***** Supplied entries *****

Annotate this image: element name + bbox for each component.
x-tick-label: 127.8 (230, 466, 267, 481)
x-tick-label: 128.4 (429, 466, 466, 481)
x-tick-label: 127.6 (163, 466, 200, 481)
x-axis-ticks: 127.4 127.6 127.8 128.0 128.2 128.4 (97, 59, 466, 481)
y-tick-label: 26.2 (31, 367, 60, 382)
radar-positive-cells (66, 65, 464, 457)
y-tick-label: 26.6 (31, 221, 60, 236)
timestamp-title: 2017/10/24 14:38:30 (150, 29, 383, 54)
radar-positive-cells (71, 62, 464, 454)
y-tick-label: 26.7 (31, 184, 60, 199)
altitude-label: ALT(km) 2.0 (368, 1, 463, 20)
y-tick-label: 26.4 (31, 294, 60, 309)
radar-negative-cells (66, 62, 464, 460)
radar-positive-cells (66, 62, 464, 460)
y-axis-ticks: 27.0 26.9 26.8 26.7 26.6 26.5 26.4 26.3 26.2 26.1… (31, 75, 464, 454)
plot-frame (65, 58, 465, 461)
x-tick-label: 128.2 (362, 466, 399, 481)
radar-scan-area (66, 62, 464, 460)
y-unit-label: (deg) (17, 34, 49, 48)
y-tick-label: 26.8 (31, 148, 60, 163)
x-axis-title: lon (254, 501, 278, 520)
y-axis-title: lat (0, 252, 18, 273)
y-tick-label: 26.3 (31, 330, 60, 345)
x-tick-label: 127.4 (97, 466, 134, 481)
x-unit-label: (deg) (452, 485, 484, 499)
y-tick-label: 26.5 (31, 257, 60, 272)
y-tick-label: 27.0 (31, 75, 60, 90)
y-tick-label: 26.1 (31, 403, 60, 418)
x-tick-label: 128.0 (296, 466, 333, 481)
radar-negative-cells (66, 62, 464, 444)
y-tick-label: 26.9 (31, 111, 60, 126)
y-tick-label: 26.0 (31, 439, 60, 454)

*****

== Exercise task ==
Turn every line of the items above into a Markdown table with the columns Number and Text. Give each nonblank line its own numbered row and leave out blank lines.

== Task output ==
| Number | Text |
|---|---|
| 1 | Annotate this image: element name + bbox for each component. |
| 2 | x-tick-label: 127.8 (230, 466, 267, 481) |
| 3 | x-tick-label: 128.4 (429, 466, 466, 481) |
| 4 | x-tick-label: 127.6 (163, 466, 200, 481) |
| 5 | x-axis-ticks: 127.4 127.6 127.8 128.0 128.2 128.4 (97, 59, 466, 481) |
| 6 | y-tick-label: 26.2 (31, 367, 60, 382) |
| 7 | radar-positive-cells (66, 65, 464, 457) |
| 8 | y-tick-label: 26.6 (31, 221, 60, 236) |
| 9 | timestamp-title: 2017/10/24 14:38:30 (150, 29, 383, 54) |
| 10 | radar-positive-cells (71, 62, 464, 454) |
| 11 | y-tick-label: 26.7 (31, 184, 60, 199) |
| 12 | altitude-label: ALT(km) 2.0 (368, 1, 463, 20) |
| 13 | y-tick-label: 26.4 (31, 294, 60, 309) |
| 14 | radar-negative-cells (66, 62, 464, 460) |
| 15 | radar-positive-cells (66, 62, 464, 460) |
| 16 | y-axis-ticks: 27.0 26.9 26.8 26.7 26.6 26.5 26.4 26.3 26.2 26.1… (31, 75, 464, 454) |
| 17 | plot-frame (65, 58, 465, 461) |
| 18 | x-tick-label: 128.2 (362, 466, 399, 481) |
| 19 | radar-scan-area (66, 62, 464, 460) |
| 20 | y-unit-label: (deg) (17, 34, 49, 48) |
| 21 | y-tick-label: 26.8 (31, 148, 60, 163) |
| 22 | x-axis-title: lon (254, 501, 278, 520) |
| 23 | y-axis-title: lat (0, 252, 18, 273) |
| 24 | y-tick-label: 26.3 (31, 330, 60, 345) |
| 25 | x-tick-label: 127.4 (97, 466, 134, 481) |
| 26 | x-unit-label: (deg) (452, 485, 484, 499) |
| 27 | y-tick-label: 26.5 (31, 257, 60, 272) |
| 28 | y-tick-label: 27.0 (31, 75, 60, 90) |
| 29 | y-tick-label: 26.1 (31, 403, 60, 418) |
| 30 | x-tick-label: 128.0 (296, 466, 333, 481) |
| 31 | radar-negative-cells (66, 62, 464, 444) |
| 32 | y-tick-label: 26.9 (31, 111, 60, 126) |
| 33 | y-tick-label: 26.0 (31, 439, 60, 454) |